| Task prompt |
Reproduce the whole listing, character for character.

-- Task data follows --

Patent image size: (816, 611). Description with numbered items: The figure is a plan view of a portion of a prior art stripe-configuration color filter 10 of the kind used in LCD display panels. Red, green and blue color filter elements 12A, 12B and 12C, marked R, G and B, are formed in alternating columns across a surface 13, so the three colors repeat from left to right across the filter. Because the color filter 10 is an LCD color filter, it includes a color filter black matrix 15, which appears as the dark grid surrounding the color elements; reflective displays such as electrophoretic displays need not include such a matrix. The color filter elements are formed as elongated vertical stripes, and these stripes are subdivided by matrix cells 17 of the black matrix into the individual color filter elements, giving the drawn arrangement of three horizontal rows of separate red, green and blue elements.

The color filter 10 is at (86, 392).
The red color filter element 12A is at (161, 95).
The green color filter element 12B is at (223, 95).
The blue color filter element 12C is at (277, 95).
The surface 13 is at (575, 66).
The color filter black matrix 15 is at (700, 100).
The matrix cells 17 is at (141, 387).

-- Task data concluded --

| Answer for this exercise |
Patent image size: (816, 611). Description with numbered items: The figure is a plan view of a portion of a prior art stripe-configuration color filter 10 of the kind used in LCD display panels. Red, green and blue color filter elements 12A, 12B and 12C, marked R, G and B, are formed in alternating columns across a surface 13, so the three colors repeat from left to right across the filter. Because the color filter 10 is an LCD color filter, it includes a color filter black matrix 15, which appears as the dark grid surrounding the color elements; reflective displays such as electrophoretic displays need not include such a matrix. The color filter elements are formed as elongated vertical stripes, and these stripes are subdivided by matrix cells 17 of the black matrix into the individual color filter elements, giving the drawn arrangement of three horizontal rows of separate red, green and blue elements.

The color filter 10 is at (86, 392).
The red color filter element 12A is at (161, 95).
The green color filter element 12B is at (223, 95).
The blue color filter element 12C is at (277, 95).
The surface 13 is at (575, 66).
The color filter black matrix 15 is at (700, 100).
The matrix cells 17 is at (141, 387).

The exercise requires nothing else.